══ Stored rows ══
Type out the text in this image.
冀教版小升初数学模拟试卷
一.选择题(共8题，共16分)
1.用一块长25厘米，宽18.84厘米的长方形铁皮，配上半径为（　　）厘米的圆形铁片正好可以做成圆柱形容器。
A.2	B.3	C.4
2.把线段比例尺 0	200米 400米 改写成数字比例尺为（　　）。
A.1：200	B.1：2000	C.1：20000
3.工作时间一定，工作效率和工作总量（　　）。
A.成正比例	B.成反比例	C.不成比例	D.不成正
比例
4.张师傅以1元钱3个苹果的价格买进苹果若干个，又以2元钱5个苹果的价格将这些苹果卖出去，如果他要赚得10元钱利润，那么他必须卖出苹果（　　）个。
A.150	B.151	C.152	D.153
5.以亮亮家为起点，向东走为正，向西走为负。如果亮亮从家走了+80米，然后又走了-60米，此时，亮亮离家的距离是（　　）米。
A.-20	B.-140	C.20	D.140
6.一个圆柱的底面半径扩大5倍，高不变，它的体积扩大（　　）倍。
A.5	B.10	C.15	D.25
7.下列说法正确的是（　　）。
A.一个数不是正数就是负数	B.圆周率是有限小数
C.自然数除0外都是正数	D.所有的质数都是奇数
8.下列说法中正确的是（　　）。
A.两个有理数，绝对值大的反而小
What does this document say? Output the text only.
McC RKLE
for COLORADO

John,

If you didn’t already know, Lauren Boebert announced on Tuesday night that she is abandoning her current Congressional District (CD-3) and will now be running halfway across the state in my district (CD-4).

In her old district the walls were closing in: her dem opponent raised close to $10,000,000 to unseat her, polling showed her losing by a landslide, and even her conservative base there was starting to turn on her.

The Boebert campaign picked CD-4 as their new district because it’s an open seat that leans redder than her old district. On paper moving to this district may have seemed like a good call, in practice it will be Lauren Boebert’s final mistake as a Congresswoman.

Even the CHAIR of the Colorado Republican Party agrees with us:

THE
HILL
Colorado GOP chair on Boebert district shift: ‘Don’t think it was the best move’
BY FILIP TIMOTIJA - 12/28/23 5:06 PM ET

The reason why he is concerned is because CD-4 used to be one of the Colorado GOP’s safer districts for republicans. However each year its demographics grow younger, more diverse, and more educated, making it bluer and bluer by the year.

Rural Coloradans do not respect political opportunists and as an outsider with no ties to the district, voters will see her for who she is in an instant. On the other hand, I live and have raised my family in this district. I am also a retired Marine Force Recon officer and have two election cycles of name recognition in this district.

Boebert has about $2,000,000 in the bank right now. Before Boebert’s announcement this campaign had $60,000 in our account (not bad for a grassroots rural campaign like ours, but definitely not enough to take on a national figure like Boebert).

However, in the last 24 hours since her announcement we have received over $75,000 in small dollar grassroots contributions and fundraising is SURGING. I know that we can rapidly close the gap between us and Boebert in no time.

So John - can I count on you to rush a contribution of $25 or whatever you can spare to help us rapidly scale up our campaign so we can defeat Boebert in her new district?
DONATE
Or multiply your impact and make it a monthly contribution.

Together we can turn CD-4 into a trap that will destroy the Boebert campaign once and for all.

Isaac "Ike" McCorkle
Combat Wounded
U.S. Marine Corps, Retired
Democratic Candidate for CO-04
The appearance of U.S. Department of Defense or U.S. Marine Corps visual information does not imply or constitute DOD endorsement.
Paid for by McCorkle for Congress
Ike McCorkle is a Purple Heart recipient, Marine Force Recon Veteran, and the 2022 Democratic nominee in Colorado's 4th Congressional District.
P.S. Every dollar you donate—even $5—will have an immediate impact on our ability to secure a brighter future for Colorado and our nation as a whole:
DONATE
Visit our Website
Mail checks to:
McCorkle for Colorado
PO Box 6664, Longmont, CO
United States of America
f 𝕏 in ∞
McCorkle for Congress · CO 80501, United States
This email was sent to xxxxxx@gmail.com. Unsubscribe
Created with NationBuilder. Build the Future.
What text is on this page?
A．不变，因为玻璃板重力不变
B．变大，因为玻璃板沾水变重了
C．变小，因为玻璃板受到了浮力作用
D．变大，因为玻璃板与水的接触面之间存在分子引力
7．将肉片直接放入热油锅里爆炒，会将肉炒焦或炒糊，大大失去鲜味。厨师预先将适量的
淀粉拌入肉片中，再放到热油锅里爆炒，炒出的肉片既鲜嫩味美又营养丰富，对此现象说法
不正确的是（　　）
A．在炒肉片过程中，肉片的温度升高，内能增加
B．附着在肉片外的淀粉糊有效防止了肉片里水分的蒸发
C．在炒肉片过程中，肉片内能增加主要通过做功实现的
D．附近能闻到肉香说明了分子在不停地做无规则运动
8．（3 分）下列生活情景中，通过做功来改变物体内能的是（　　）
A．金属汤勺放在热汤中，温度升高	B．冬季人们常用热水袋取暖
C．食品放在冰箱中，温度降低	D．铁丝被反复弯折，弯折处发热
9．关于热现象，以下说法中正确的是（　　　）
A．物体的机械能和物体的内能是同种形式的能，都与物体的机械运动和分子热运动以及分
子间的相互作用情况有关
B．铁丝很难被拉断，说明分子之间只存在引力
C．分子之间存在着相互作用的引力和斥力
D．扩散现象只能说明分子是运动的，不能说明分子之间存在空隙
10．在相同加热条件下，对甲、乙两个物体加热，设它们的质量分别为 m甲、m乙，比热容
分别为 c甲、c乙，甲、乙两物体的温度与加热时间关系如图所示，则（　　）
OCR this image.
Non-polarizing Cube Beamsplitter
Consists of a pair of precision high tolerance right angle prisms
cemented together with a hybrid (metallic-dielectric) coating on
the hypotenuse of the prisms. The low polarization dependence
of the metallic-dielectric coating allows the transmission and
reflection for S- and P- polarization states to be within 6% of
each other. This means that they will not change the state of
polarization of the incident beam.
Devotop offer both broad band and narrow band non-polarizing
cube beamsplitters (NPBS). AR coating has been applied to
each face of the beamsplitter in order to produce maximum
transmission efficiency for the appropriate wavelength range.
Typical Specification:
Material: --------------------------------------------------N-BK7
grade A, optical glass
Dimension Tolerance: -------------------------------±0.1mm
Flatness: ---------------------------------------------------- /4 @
═══
### [Instructions for the task]
Copy in full each line that holds the word "Democratic".

### [Answer to the exercise]
Democratic Candidate for CO-04
Ike McCorkle is a Purple Heart recipient, Marine Force Recon Veteran, and the 2022 Democratic nominee in Colorado's 4th Congressional District.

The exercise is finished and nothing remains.